_Objective_
From the entries below, extract every line that includes the word "three".

•••

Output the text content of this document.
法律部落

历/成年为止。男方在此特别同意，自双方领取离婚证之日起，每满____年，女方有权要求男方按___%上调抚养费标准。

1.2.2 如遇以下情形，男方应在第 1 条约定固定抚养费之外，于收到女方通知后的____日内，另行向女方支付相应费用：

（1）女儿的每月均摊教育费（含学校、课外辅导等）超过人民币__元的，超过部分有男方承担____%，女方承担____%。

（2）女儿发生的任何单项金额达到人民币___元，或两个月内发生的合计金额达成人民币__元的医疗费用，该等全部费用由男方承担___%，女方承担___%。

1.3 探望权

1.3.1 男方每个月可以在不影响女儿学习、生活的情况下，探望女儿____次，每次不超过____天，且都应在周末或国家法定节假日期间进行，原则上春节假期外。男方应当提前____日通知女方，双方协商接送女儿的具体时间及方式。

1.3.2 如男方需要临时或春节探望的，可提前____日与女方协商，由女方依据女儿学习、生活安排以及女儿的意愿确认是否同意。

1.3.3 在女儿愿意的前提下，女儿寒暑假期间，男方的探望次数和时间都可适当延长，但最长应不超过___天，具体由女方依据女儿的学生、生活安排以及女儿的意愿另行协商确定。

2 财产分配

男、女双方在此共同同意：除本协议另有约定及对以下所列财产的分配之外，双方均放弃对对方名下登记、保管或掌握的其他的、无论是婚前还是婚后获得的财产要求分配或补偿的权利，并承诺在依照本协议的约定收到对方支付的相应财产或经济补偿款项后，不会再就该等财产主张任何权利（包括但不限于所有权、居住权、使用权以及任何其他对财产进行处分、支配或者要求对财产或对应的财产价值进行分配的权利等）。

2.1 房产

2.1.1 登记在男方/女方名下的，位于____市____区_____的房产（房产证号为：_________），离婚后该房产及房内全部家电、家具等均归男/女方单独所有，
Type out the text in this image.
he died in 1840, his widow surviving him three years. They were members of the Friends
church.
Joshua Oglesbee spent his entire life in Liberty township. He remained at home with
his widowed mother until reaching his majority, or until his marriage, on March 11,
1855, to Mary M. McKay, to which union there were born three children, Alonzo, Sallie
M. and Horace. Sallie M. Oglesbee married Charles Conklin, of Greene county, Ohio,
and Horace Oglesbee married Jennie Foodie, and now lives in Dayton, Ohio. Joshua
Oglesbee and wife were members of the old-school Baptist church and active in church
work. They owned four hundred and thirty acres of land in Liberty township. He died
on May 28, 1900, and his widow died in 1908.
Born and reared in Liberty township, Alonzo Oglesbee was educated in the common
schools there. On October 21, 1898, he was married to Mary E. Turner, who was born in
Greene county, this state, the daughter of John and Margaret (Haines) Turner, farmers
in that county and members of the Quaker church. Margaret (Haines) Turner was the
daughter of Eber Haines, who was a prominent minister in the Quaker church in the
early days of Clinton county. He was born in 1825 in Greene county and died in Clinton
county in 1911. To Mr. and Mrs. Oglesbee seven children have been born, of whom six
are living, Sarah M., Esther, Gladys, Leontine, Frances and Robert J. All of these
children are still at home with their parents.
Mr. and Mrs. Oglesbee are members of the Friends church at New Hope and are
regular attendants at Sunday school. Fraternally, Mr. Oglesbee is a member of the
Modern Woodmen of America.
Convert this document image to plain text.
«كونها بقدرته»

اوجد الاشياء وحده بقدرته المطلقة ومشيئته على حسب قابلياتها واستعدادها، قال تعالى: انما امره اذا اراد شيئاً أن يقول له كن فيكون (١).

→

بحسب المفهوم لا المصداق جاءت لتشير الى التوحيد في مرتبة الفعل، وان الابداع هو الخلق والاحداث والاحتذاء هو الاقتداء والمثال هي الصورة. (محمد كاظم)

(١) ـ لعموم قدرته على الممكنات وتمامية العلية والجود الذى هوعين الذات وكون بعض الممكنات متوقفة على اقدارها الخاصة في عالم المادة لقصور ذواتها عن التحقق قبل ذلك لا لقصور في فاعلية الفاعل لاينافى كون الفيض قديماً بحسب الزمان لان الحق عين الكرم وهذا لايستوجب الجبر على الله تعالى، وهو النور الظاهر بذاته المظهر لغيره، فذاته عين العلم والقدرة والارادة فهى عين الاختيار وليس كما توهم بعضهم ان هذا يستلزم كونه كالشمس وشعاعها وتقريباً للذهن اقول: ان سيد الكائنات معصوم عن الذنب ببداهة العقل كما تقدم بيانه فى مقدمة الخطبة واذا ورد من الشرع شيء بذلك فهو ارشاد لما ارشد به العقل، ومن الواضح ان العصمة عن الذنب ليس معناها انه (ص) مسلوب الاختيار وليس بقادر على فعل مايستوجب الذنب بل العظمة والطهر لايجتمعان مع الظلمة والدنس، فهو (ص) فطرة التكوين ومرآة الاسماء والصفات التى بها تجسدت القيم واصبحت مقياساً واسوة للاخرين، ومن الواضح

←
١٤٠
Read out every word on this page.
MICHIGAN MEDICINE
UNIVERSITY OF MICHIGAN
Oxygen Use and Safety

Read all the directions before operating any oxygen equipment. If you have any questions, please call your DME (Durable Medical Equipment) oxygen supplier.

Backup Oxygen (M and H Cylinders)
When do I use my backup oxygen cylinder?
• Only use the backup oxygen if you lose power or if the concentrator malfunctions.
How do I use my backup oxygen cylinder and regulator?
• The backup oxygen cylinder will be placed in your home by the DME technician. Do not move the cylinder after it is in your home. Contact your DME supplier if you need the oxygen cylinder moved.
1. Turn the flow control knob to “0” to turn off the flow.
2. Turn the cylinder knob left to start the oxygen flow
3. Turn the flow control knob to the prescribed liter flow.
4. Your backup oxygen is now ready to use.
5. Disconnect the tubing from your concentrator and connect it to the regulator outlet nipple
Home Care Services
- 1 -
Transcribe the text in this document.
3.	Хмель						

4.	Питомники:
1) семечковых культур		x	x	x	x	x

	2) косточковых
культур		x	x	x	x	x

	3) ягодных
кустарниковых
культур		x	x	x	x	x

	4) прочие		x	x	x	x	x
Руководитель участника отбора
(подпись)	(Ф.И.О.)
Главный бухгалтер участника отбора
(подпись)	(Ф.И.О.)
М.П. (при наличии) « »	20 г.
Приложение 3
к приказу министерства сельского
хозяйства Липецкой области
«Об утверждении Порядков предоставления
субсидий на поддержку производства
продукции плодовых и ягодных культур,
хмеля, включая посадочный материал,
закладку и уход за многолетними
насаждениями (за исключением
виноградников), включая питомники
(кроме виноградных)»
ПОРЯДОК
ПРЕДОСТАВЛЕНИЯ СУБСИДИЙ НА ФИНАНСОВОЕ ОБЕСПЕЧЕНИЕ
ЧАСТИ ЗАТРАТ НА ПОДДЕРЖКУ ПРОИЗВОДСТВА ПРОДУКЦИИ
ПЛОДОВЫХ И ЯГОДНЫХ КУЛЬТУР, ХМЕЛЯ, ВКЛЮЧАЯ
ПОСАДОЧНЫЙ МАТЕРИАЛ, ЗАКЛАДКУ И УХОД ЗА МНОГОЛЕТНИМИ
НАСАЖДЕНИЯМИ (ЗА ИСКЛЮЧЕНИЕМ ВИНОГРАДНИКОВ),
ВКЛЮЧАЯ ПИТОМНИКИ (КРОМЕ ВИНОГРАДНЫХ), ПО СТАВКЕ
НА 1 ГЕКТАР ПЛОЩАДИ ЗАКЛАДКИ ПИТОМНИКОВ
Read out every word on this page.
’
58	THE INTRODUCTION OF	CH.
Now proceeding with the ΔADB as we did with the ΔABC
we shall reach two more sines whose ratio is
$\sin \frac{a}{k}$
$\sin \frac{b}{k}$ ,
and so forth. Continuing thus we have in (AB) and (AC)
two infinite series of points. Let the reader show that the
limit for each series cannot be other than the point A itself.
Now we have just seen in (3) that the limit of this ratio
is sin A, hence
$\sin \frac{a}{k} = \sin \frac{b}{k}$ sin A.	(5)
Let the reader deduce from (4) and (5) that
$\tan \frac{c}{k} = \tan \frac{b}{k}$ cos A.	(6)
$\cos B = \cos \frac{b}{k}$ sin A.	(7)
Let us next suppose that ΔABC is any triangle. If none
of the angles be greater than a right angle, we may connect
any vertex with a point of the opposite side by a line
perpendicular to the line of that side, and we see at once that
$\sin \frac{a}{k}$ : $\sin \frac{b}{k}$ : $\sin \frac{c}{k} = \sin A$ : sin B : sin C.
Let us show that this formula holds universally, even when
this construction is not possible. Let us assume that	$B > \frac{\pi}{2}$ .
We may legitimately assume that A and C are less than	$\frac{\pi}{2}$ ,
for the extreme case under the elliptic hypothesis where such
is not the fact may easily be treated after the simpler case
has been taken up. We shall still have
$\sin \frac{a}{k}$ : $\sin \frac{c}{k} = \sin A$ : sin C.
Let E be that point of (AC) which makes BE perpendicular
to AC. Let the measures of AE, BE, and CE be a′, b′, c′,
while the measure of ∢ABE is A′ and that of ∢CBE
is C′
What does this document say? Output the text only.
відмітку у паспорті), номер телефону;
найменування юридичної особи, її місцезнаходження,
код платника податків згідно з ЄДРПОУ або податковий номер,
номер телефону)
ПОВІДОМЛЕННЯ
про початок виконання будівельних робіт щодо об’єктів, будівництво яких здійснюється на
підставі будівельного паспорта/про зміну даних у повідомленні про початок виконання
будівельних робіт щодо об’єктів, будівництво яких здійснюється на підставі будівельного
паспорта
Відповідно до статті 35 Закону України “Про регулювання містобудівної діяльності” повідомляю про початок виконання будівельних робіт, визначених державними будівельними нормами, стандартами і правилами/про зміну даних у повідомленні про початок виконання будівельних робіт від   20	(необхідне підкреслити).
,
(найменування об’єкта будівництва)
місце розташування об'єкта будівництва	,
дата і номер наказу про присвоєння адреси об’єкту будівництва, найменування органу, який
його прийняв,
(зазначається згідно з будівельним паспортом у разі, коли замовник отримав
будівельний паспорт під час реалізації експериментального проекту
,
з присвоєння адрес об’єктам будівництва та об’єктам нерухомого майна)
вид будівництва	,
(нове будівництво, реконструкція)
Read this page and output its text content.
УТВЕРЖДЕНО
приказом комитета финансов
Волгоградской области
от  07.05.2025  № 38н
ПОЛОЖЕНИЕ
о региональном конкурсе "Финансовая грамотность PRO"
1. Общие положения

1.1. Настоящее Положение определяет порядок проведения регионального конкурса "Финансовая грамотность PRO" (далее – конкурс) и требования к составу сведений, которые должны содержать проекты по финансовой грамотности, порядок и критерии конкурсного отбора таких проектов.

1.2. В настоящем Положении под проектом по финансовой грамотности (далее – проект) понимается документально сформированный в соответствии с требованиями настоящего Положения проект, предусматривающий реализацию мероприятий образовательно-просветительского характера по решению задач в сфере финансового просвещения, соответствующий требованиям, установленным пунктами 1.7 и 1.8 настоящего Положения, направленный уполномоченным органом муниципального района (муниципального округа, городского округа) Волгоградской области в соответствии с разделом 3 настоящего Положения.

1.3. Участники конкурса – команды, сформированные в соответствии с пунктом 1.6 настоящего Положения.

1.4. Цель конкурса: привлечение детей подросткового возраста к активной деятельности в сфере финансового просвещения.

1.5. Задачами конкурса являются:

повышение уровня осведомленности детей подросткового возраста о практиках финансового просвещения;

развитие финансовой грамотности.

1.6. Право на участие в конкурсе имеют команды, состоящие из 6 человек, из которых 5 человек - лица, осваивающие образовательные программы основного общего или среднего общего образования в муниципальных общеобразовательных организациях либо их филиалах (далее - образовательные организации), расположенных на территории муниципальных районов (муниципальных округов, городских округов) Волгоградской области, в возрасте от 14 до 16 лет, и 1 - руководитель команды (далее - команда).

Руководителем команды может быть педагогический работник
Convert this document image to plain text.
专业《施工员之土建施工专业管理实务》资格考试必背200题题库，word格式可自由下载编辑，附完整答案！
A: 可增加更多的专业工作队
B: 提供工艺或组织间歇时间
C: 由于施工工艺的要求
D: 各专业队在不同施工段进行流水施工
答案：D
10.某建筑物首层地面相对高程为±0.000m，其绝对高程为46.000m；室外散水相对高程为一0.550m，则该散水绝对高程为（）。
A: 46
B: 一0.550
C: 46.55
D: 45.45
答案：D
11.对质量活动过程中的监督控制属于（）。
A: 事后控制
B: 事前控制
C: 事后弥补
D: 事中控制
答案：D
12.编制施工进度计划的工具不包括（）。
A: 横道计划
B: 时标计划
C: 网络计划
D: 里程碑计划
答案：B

•••

_Answer to this exercise_
he died in 1840, his widow surviving him three years. They were members of the Friends
1855, to Mary M. McKay, to which union there were born three children, Alonzo, Sallie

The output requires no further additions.